* _Work to be completed_
Answer with one number: the count of lines in this material that hold the word "value".

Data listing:
::::::::

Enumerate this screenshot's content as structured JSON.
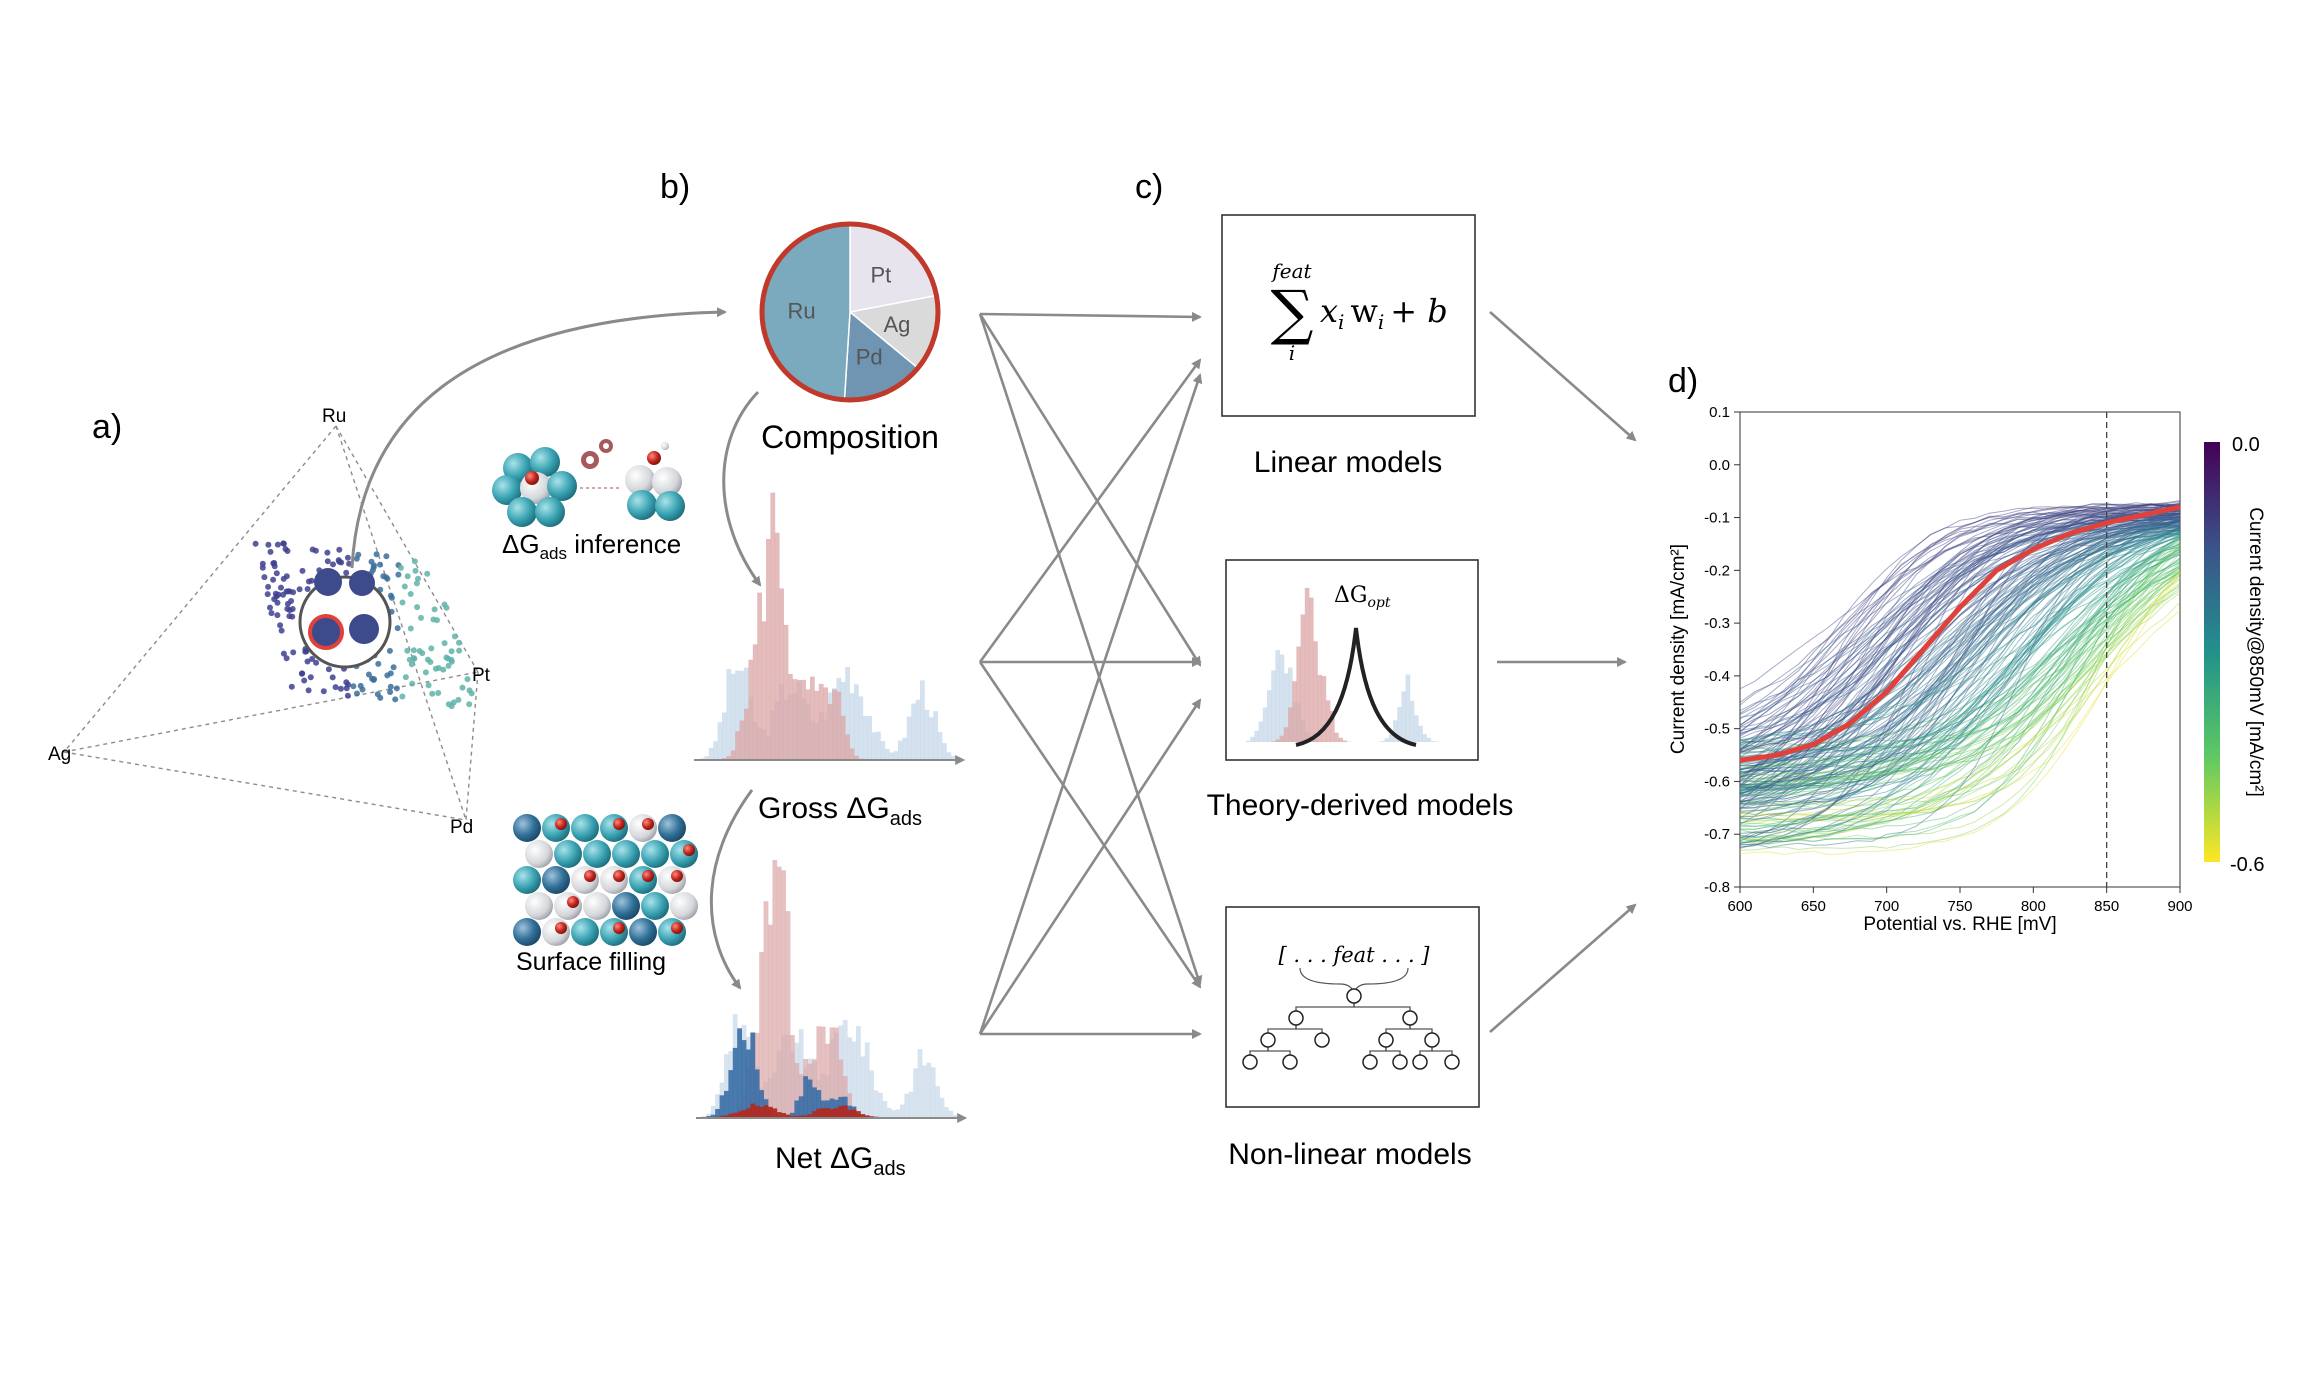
{
  "panels": {
    "a": "a)",
    "b": "b)",
    "c": "c)",
    "d": "d)"
  },
  "ternary": {
    "vertices": [
      "Ru",
      "Pt",
      "Ag",
      "Pd"
    ]
  },
  "composition": {
    "title": "Composition",
    "pie": [
      {
        "label": "Pt",
        "value": 0.22,
        "color": "#e7e4ee"
      },
      {
        "label": "Ag",
        "value": 0.14,
        "color": "#dadada"
      },
      {
        "label": "Pd",
        "value": 0.15,
        "color": "#6f95b2"
      },
      {
        "label": "Ru",
        "value": 0.49,
        "color": "#7ba9bd"
      }
    ]
  },
  "side_labels": {
    "inference_prefix": "ΔG",
    "inference_sub": "ads",
    "inference_suffix": " inference",
    "surface_filling": "Surface filling"
  },
  "hist_labels": {
    "gross_prefix": "Gross ΔG",
    "gross_sub": "ads",
    "net_prefix": "Net ΔG",
    "net_sub": "ads"
  },
  "models": {
    "linear": {
      "label": "Linear models",
      "sum_top": "feat",
      "sum_bottom": "i",
      "expr_x": "x",
      "expr_xi": "i",
      "expr_w": "w",
      "expr_wi": "i",
      "expr_tail": "+ b"
    },
    "theory": {
      "label": "Theory-derived models",
      "dg": "ΔG",
      "dg_sub": "opt"
    },
    "nonlinear": {
      "label": "Non-linear models",
      "feat": "[ . . . feat . . . ]"
    }
  },
  "chart_data": {
    "type": "line",
    "title": "",
    "xlabel": "Potential vs. RHE [mV]",
    "ylabel": "Current density [mA/cm²]",
    "xlim": [
      600,
      900
    ],
    "ylim": [
      -0.8,
      0.1
    ],
    "xticks": [
      "600",
      "650",
      "700",
      "750",
      "800",
      "850",
      "900"
    ],
    "yticks": [
      "0.1",
      "0.0",
      "-0.1",
      "-0.2",
      "-0.3",
      "-0.4",
      "-0.5",
      "-0.6",
      "-0.7",
      "-0.8"
    ],
    "reference_line_x": 850,
    "highlight_series": {
      "color": "#e0413a",
      "x": [
        600,
        625,
        650,
        675,
        700,
        725,
        750,
        775,
        800,
        825,
        850,
        875,
        900
      ],
      "y": [
        -0.56,
        -0.55,
        -0.53,
        -0.49,
        -0.43,
        -0.35,
        -0.27,
        -0.2,
        -0.16,
        -0.13,
        -0.11,
        -0.095,
        -0.08
      ]
    },
    "series_count_approx": 200,
    "colorbar": {
      "label": "Current density@850mV [mA/cm²]",
      "max_label": "0.0",
      "min_label": "-0.6",
      "range": [
        -0.6,
        0.0
      ],
      "colormap": "viridis"
    }
  }
}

::::::::

* _Problem solution_
4